Transcribe everything in the data word for word. Pictures are left out.

-- Begin --

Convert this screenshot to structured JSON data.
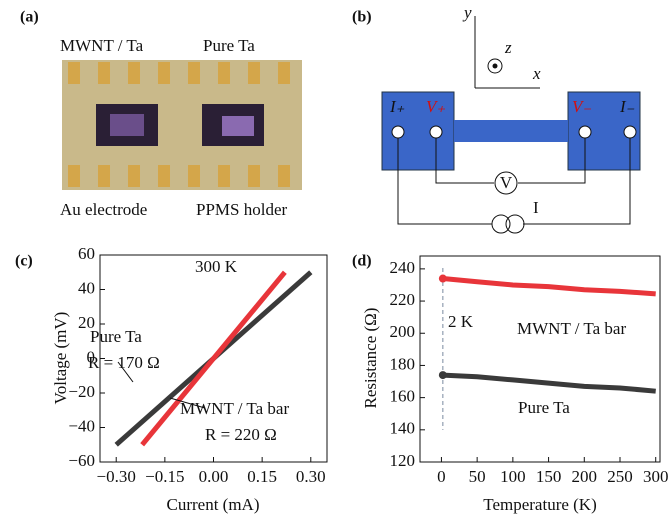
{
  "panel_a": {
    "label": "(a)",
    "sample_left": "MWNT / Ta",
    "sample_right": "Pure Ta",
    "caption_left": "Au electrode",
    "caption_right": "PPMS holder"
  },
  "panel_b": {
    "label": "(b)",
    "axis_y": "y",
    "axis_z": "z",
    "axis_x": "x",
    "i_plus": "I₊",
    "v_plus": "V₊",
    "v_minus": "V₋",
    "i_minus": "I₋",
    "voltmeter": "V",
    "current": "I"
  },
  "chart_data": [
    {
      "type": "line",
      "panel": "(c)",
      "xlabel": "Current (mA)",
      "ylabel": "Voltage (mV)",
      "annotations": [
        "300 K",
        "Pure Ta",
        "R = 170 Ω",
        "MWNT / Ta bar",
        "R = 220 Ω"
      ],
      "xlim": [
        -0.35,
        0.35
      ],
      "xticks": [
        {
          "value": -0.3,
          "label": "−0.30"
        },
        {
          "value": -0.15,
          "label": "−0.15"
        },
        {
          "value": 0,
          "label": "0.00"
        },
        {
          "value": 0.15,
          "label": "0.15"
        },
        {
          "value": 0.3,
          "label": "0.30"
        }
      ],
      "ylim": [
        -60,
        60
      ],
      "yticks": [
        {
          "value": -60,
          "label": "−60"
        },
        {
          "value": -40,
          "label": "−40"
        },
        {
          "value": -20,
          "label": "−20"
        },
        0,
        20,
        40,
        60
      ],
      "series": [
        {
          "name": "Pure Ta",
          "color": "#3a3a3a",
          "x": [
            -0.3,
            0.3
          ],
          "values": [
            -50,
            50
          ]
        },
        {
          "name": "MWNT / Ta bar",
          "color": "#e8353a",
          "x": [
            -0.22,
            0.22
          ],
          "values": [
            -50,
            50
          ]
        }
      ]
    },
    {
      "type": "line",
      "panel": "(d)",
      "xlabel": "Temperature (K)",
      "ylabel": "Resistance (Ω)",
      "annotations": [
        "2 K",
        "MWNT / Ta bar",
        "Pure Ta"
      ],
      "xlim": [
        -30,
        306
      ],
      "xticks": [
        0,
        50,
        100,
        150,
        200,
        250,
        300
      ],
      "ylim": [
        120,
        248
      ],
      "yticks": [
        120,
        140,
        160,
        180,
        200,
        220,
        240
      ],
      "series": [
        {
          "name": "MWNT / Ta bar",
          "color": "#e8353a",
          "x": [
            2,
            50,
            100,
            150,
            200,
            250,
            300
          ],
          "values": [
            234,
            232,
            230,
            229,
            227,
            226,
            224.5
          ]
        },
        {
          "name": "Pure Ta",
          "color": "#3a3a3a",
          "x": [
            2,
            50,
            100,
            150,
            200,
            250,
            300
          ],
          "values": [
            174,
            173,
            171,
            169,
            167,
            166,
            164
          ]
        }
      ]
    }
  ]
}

-- End --

:: COMPLETE RESPONSE ::
Convert this screenshot to structured JSON data.
{
  "panel_a": {
    "label": "(a)",
    "sample_left": "MWNT / Ta",
    "sample_right": "Pure Ta",
    "caption_left": "Au electrode",
    "caption_right": "PPMS holder"
  },
  "panel_b": {
    "label": "(b)",
    "axis_y": "y",
    "axis_z": "z",
    "axis_x": "x",
    "i_plus": "I₊",
    "v_plus": "V₊",
    "v_minus": "V₋",
    "i_minus": "I₋",
    "voltmeter": "V",
    "current": "I"
  },
  "chart_data": [
    {
      "type": "line",
      "panel": "(c)",
      "xlabel": "Current (mA)",
      "ylabel": "Voltage (mV)",
      "annotations": [
        "300 K",
        "Pure Ta",
        "R = 170 Ω",
        "MWNT / Ta bar",
        "R = 220 Ω"
      ],
      "xlim": [
        -0.35,
        0.35
      ],
      "xticks": [
        {
          "value": -0.3,
          "label": "−0.30"
        },
        {
          "value": -0.15,
          "label": "−0.15"
        },
        {
          "value": 0,
          "label": "0.00"
        },
        {
          "value": 0.15,
          "label": "0.15"
        },
        {
          "value": 0.3,
          "label": "0.30"
        }
      ],
      "ylim": [
        -60,
        60
      ],
      "yticks": [
        {
          "value": -60,
          "label": "−60"
        },
        {
          "value": -40,
          "label": "−40"
        },
        {
          "value": -20,
          "label": "−20"
        },
        0,
        20,
        40,
        60
      ],
      "series": [
        {
          "name": "Pure Ta",
          "color": "#3a3a3a",
          "x": [
            -0.3,
            0.3
          ],
          "values": [
            -50,
            50
          ]
        },
        {
          "name": "MWNT / Ta bar",
          "color": "#e8353a",
          "x": [
            -0.22,
            0.22
          ],
          "values": [
            -50,
            50
          ]
        }
      ]
    },
    {
      "type": "line",
      "panel": "(d)",
      "xlabel": "Temperature (K)",
      "ylabel": "Resistance (Ω)",
      "annotations": [
        "2 K",
        "MWNT / Ta bar",
        "Pure Ta"
      ],
      "xlim": [
        -30,
        306
      ],
      "xticks": [
        0,
        50,
        100,
        150,
        200,
        250,
        300
      ],
      "ylim": [
        120,
        248
      ],
      "yticks": [
        120,
        140,
        160,
        180,
        200,
        220,
        240
      ],
      "series": [
        {
          "name": "MWNT / Ta bar",
          "color": "#e8353a",
          "x": [
            2,
            50,
            100,
            150,
            200,
            250,
            300
          ],
          "values": [
            234,
            232,
            230,
            229,
            227,
            226,
            224.5
          ]
        },
        {
          "name": "Pure Ta",
          "color": "#3a3a3a",
          "x": [
            2,
            50,
            100,
            150,
            200,
            250,
            300
          ],
          "values": [
            174,
            173,
            171,
            169,
            167,
            166,
            164
          ]
        }
      ]
    }
  ]
}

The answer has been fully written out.